**WHAT YOU ARE ASKED TO DO**.
In the entries below, find the lines with the word "genom" and copy them.
───── DATASET RECORDS
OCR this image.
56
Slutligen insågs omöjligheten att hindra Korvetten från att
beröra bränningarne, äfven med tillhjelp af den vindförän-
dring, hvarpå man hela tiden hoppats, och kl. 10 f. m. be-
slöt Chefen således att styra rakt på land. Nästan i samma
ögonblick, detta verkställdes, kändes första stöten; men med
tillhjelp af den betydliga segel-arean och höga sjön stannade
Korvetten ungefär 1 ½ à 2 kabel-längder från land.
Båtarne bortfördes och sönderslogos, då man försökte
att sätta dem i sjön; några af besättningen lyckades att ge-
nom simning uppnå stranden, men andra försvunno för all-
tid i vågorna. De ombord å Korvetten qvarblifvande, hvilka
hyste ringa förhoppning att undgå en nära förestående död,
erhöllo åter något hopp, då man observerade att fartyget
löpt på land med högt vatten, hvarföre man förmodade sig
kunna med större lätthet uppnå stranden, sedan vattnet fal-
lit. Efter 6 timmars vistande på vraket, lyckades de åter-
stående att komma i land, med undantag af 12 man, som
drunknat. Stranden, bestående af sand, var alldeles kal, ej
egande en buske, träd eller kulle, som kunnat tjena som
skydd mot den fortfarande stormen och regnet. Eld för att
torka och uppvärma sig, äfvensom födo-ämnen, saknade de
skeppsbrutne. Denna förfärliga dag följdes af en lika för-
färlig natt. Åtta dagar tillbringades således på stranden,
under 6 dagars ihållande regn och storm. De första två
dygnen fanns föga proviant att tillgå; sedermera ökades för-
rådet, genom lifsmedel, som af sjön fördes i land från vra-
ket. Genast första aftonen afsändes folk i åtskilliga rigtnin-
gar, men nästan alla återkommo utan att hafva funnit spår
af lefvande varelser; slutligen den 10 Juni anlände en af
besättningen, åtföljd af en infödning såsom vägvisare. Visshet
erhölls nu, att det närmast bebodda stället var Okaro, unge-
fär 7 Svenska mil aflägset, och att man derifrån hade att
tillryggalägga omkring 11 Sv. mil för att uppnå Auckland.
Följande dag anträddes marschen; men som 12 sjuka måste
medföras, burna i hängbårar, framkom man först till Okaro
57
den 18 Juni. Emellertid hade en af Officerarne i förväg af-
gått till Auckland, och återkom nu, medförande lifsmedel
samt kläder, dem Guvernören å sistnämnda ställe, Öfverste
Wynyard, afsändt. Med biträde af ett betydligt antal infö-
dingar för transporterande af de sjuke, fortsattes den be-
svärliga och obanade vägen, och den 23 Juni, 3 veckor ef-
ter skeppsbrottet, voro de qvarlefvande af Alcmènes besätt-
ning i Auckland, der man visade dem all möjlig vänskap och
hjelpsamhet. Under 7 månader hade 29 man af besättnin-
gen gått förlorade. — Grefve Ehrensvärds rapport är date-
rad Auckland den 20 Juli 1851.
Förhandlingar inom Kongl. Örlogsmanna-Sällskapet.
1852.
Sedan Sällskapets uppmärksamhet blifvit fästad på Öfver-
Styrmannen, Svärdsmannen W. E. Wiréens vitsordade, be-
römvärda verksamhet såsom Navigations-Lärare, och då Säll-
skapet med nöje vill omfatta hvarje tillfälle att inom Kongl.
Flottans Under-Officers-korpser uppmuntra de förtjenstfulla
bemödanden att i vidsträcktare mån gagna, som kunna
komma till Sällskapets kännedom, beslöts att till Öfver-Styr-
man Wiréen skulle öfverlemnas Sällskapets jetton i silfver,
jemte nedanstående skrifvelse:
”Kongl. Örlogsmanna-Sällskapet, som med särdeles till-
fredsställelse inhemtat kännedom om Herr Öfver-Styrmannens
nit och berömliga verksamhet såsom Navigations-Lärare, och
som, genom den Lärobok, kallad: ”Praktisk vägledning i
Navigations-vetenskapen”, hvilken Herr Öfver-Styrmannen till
──────────
───── DATASET RECORDS
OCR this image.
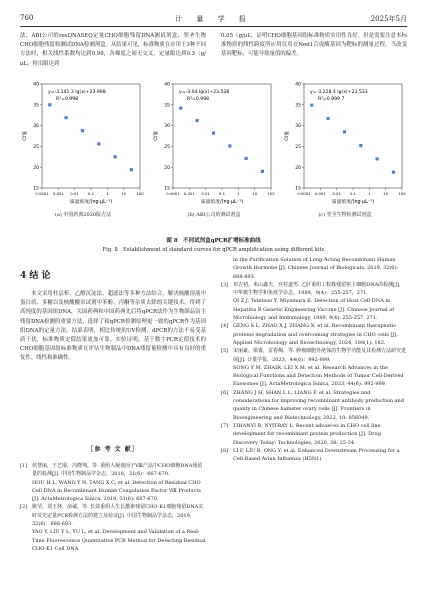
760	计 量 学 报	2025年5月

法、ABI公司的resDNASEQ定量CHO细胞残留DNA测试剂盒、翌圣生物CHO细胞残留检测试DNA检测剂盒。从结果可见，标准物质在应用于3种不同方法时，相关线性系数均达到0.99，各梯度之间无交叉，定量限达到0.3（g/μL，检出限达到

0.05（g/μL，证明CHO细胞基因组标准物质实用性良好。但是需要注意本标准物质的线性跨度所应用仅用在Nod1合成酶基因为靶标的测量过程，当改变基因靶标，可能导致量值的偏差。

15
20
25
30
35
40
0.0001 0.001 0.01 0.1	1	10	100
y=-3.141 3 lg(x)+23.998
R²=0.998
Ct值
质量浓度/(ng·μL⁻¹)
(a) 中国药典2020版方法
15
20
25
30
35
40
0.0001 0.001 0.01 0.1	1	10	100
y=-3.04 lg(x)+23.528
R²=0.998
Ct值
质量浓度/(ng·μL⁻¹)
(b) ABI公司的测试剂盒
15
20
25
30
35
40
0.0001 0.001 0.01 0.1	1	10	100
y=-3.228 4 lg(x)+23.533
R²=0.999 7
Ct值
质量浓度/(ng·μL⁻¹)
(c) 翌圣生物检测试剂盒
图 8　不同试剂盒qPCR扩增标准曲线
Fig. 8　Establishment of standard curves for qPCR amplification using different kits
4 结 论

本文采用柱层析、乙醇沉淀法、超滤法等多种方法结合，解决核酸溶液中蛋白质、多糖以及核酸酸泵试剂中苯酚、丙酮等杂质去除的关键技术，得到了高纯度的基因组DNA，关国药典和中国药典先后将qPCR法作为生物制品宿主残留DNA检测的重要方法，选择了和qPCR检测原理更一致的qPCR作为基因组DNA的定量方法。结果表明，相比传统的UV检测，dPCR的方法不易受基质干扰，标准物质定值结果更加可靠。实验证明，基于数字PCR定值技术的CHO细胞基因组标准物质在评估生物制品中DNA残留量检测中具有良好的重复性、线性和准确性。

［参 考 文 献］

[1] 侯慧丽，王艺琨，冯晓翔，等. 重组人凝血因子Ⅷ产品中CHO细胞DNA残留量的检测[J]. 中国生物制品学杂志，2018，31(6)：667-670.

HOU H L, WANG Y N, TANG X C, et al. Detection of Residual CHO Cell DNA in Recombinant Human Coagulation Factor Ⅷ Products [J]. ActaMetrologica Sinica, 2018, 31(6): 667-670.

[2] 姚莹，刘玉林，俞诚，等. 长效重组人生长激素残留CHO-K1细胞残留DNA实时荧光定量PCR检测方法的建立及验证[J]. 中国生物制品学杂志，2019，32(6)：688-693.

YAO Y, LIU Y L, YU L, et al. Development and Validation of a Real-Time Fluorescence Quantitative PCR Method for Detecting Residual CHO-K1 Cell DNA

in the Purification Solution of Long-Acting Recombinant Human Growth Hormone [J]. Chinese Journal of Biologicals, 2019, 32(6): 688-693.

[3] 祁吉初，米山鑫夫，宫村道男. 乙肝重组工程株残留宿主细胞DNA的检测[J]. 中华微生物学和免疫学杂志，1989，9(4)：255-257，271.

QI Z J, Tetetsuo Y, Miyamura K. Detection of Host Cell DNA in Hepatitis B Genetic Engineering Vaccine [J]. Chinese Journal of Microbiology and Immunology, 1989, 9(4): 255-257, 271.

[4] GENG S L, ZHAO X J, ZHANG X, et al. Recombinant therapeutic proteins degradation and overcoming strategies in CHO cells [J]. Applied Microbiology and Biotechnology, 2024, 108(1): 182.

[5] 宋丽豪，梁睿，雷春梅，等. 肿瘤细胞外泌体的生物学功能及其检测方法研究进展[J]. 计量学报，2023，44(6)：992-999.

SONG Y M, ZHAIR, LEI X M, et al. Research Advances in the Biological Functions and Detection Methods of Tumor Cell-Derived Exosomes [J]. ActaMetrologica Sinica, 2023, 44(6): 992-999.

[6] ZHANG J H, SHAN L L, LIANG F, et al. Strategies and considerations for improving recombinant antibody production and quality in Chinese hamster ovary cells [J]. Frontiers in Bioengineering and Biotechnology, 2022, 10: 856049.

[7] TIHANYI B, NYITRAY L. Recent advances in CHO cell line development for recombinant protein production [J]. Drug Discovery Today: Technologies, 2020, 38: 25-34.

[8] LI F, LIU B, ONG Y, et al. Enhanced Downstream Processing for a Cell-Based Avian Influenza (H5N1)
──────────
───── DATASET RECORDS
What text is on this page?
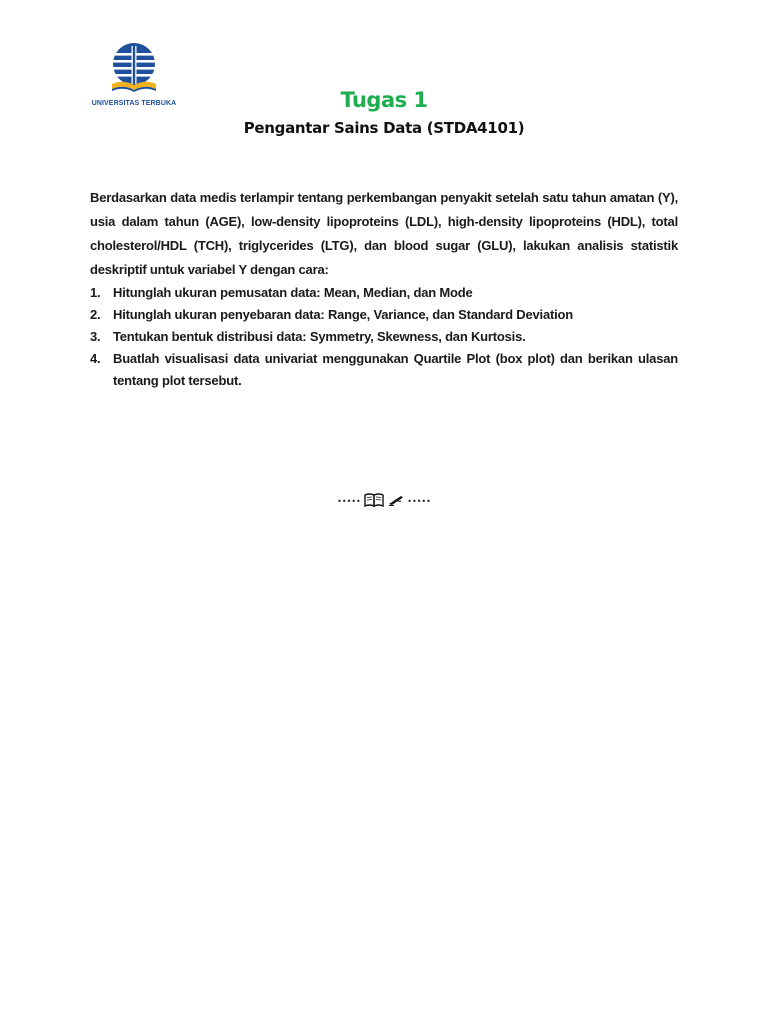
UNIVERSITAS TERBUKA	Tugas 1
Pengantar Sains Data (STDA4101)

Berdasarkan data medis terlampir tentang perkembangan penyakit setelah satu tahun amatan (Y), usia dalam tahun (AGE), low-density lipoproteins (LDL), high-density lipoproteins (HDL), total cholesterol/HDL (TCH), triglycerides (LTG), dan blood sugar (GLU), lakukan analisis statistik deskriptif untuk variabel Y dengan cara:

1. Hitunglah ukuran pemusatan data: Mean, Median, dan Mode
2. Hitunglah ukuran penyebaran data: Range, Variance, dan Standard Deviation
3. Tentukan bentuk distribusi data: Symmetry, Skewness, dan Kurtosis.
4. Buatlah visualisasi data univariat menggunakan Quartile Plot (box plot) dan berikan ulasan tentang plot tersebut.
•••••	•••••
──────────
**WRITTEN REPLY**.
rådet, genom lifsmedel, som af sjön fördes i land från vra-
som, genom den Lärobok, kallad: ”Praktisk vägledning i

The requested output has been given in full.